## Start

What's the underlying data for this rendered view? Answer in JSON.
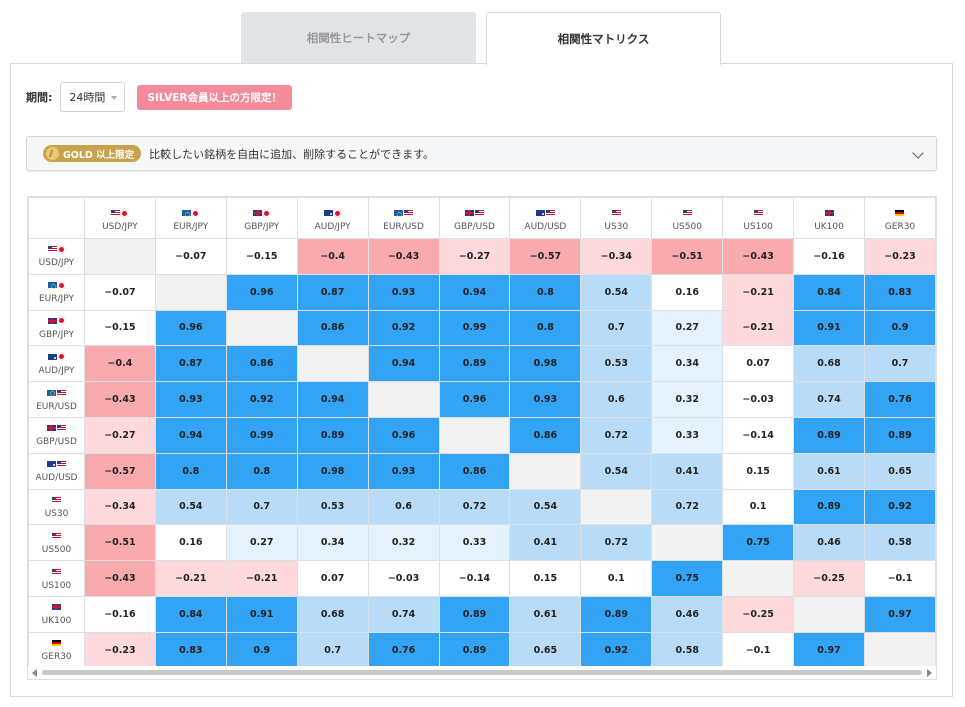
{
  "tabs": [
    {
      "label": "相関性ヒートマップ",
      "active": false
    },
    {
      "label": "相関性マトリクス",
      "active": true
    }
  ],
  "period": {
    "label": "期間:",
    "value": "24時間",
    "badge": "SILVER会員以上の方限定！"
  },
  "gold": {
    "badge": "GOLD 以上限定",
    "text": "比較したい銘柄を自由に追加、削除することができます。"
  },
  "colors": {
    "strong_positive": "#33a3f5",
    "positive": "#b8dcf8",
    "weak_positive": "#e3f2fd",
    "neutral": "#ffffff",
    "weak_negative": "#fdd9dc",
    "negative": "#f9aaaf",
    "diagonal": "#f2f2f2"
  },
  "symbols": [
    {
      "name": "USD/JPY",
      "flags": [
        "us",
        "jp"
      ]
    },
    {
      "name": "EUR/JPY",
      "flags": [
        "eu",
        "jp"
      ]
    },
    {
      "name": "GBP/JPY",
      "flags": [
        "gb",
        "jp"
      ]
    },
    {
      "name": "AUD/JPY",
      "flags": [
        "au",
        "jp"
      ]
    },
    {
      "name": "EUR/USD",
      "flags": [
        "eu",
        "us"
      ]
    },
    {
      "name": "GBP/USD",
      "flags": [
        "gb",
        "us"
      ]
    },
    {
      "name": "AUD/USD",
      "flags": [
        "au",
        "us"
      ]
    },
    {
      "name": "US30",
      "flags": [
        "us"
      ]
    },
    {
      "name": "US500",
      "flags": [
        "us"
      ]
    },
    {
      "name": "US100",
      "flags": [
        "us"
      ]
    },
    {
      "name": "UK100",
      "flags": [
        "gb"
      ]
    },
    {
      "name": "GER30",
      "flags": [
        "de"
      ]
    }
  ],
  "matrix": [
    [
      "",
      "-0.07",
      "-0.15",
      "-0.4",
      "-0.43",
      "-0.27",
      "-0.57",
      "-0.34",
      "-0.51",
      "-0.43",
      "-0.16",
      "-0.23"
    ],
    [
      "-0.07",
      "",
      "0.96",
      "0.87",
      "0.93",
      "0.94",
      "0.8",
      "0.54",
      "0.16",
      "-0.21",
      "0.84",
      "0.83"
    ],
    [
      "-0.15",
      "0.96",
      "",
      "0.86",
      "0.92",
      "0.99",
      "0.8",
      "0.7",
      "0.27",
      "-0.21",
      "0.91",
      "0.9"
    ],
    [
      "-0.4",
      "0.87",
      "0.86",
      "",
      "0.94",
      "0.89",
      "0.98",
      "0.53",
      "0.34",
      "0.07",
      "0.68",
      "0.7"
    ],
    [
      "-0.43",
      "0.93",
      "0.92",
      "0.94",
      "",
      "0.96",
      "0.93",
      "0.6",
      "0.32",
      "-0.03",
      "0.74",
      "0.76"
    ],
    [
      "-0.27",
      "0.94",
      "0.99",
      "0.89",
      "0.96",
      "",
      "0.86",
      "0.72",
      "0.33",
      "-0.14",
      "0.89",
      "0.89"
    ],
    [
      "-0.57",
      "0.8",
      "0.8",
      "0.98",
      "0.93",
      "0.86",
      "",
      "0.54",
      "0.41",
      "0.15",
      "0.61",
      "0.65"
    ],
    [
      "-0.34",
      "0.54",
      "0.7",
      "0.53",
      "0.6",
      "0.72",
      "0.54",
      "",
      "0.72",
      "0.1",
      "0.89",
      "0.92"
    ],
    [
      "-0.51",
      "0.16",
      "0.27",
      "0.34",
      "0.32",
      "0.33",
      "0.41",
      "0.72",
      "",
      "0.75",
      "0.46",
      "0.58"
    ],
    [
      "-0.43",
      "-0.21",
      "-0.21",
      "0.07",
      "-0.03",
      "-0.14",
      "0.15",
      "0.1",
      "0.75",
      "",
      "-0.25",
      "-0.1"
    ],
    [
      "-0.16",
      "0.84",
      "0.91",
      "0.68",
      "0.74",
      "0.89",
      "0.61",
      "0.89",
      "0.46",
      "-0.25",
      "",
      "0.97"
    ],
    [
      "-0.23",
      "0.83",
      "0.9",
      "0.7",
      "0.76",
      "0.89",
      "0.65",
      "0.92",
      "0.58",
      "-0.1",
      "0.97",
      ""
    ]
  ]
}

## End

Goal: Quote every record above exactly, leaving out the pictures.

In response:
What's the underlying data for this rendered view? Answer in JSON.
{
  "tabs": [
    {
      "label": "相関性ヒートマップ",
      "active": false
    },
    {
      "label": "相関性マトリクス",
      "active": true
    }
  ],
  "period": {
    "label": "期間:",
    "value": "24時間",
    "badge": "SILVER会員以上の方限定！"
  },
  "gold": {
    "badge": "GOLD 以上限定",
    "text": "比較したい銘柄を自由に追加、削除することができます。"
  },
  "colors": {
    "strong_positive": "#33a3f5",
    "positive": "#b8dcf8",
    "weak_positive": "#e3f2fd",
    "neutral": "#ffffff",
    "weak_negative": "#fdd9dc",
    "negative": "#f9aaaf",
    "diagonal": "#f2f2f2"
  },
  "symbols": [
    {
      "name": "USD/JPY",
      "flags": [
        "us",
        "jp"
      ]
    },
    {
      "name": "EUR/JPY",
      "flags": [
        "eu",
        "jp"
      ]
    },
    {
      "name": "GBP/JPY",
      "flags": [
        "gb",
        "jp"
      ]
    },
    {
      "name": "AUD/JPY",
      "flags": [
        "au",
        "jp"
      ]
    },
    {
      "name": "EUR/USD",
      "flags": [
        "eu",
        "us"
      ]
    },
    {
      "name": "GBP/USD",
      "flags": [
        "gb",
        "us"
      ]
    },
    {
      "name": "AUD/USD",
      "flags": [
        "au",
        "us"
      ]
    },
    {
      "name": "US30",
      "flags": [
        "us"
      ]
    },
    {
      "name": "US500",
      "flags": [
        "us"
      ]
    },
    {
      "name": "US100",
      "flags": [
        "us"
      ]
    },
    {
      "name": "UK100",
      "flags": [
        "gb"
      ]
    },
    {
      "name": "GER30",
      "flags": [
        "de"
      ]
    }
  ],
  "matrix": [
    [
      "",
      "-0.07",
      "-0.15",
      "-0.4",
      "-0.43",
      "-0.27",
      "-0.57",
      "-0.34",
      "-0.51",
      "-0.43",
      "-0.16",
      "-0.23"
    ],
    [
      "-0.07",
      "",
      "0.96",
      "0.87",
      "0.93",
      "0.94",
      "0.8",
      "0.54",
      "0.16",
      "-0.21",
      "0.84",
      "0.83"
    ],
    [
      "-0.15",
      "0.96",
      "",
      "0.86",
      "0.92",
      "0.99",
      "0.8",
      "0.7",
      "0.27",
      "-0.21",
      "0.91",
      "0.9"
    ],
    [
      "-0.4",
      "0.87",
      "0.86",
      "",
      "0.94",
      "0.89",
      "0.98",
      "0.53",
      "0.34",
      "0.07",
      "0.68",
      "0.7"
    ],
    [
      "-0.43",
      "0.93",
      "0.92",
      "0.94",
      "",
      "0.96",
      "0.93",
      "0.6",
      "0.32",
      "-0.03",
      "0.74",
      "0.76"
    ],
    [
      "-0.27",
      "0.94",
      "0.99",
      "0.89",
      "0.96",
      "",
      "0.86",
      "0.72",
      "0.33",
      "-0.14",
      "0.89",
      "0.89"
    ],
    [
      "-0.57",
      "0.8",
      "0.8",
      "0.98",
      "0.93",
      "0.86",
      "",
      "0.54",
      "0.41",
      "0.15",
      "0.61",
      "0.65"
    ],
    [
      "-0.34",
      "0.54",
      "0.7",
      "0.53",
      "0.6",
      "0.72",
      "0.54",
      "",
      "0.72",
      "0.1",
      "0.89",
      "0.92"
    ],
    [
      "-0.51",
      "0.16",
      "0.27",
      "0.34",
      "0.32",
      "0.33",
      "0.41",
      "0.72",
      "",
      "0.75",
      "0.46",
      "0.58"
    ],
    [
      "-0.43",
      "-0.21",
      "-0.21",
      "0.07",
      "-0.03",
      "-0.14",
      "0.15",
      "0.1",
      "0.75",
      "",
      "-0.25",
      "-0.1"
    ],
    [
      "-0.16",
      "0.84",
      "0.91",
      "0.68",
      "0.74",
      "0.89",
      "0.61",
      "0.89",
      "0.46",
      "-0.25",
      "",
      "0.97"
    ],
    [
      "-0.23",
      "0.83",
      "0.9",
      "0.7",
      "0.76",
      "0.89",
      "0.65",
      "0.92",
      "0.58",
      "-0.1",
      "0.97",
      ""
    ]
  ]
}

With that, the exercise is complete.